Task goal:
In the listing below, locate the lines that hold "next" and copy them.

Excerpted data:

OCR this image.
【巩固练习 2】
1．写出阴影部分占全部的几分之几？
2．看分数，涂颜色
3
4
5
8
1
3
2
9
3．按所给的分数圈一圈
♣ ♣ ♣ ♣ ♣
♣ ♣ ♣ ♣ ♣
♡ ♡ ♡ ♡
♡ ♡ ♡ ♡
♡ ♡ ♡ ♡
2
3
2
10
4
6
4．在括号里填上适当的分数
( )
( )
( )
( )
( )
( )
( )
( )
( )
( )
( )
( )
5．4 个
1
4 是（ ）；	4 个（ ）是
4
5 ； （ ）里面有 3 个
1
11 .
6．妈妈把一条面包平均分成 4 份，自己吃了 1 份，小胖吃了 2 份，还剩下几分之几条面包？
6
...
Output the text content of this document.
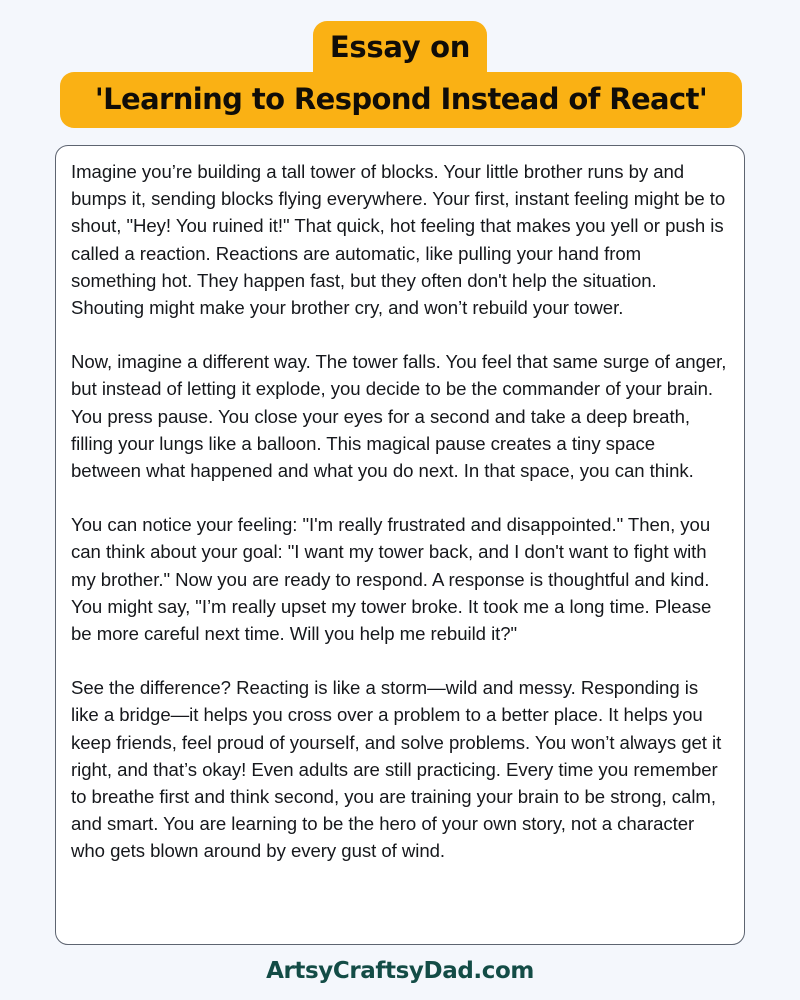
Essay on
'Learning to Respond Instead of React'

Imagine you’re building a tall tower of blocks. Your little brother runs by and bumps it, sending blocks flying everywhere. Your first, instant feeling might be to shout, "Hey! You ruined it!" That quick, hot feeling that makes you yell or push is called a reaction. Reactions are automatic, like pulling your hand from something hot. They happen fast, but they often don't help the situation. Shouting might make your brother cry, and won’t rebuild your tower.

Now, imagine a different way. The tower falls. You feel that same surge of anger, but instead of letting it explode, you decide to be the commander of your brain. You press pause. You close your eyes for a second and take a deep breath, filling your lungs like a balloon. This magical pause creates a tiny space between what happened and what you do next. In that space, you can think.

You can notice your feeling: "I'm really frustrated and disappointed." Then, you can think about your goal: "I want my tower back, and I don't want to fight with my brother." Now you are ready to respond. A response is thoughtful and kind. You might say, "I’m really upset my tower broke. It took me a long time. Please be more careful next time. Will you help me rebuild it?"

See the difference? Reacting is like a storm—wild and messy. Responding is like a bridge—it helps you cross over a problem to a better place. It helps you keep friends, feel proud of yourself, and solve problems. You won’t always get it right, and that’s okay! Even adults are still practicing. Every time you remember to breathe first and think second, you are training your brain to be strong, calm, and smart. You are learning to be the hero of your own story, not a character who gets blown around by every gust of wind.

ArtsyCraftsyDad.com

Finished task:
Now, imagine a different way. The tower falls. You feel that same surge of anger, but instead of letting it explode, you decide to be the commander of your brain. You press pause. You close your eyes for a second and take a deep breath, filling your lungs like a balloon. This magical pause creates a tiny space between what happened and what you do next. In that space, you can think.
You can notice your feeling: "I'm really frustrated and disappointed." Then, you can think about your goal: "I want my tower back, and I don't want to fight with my brother." Now you are ready to respond. A response is thoughtful and kind. You might say, "I’m really upset my tower broke. It took me a long time. Please be more careful next time. Will you help me rebuild it?"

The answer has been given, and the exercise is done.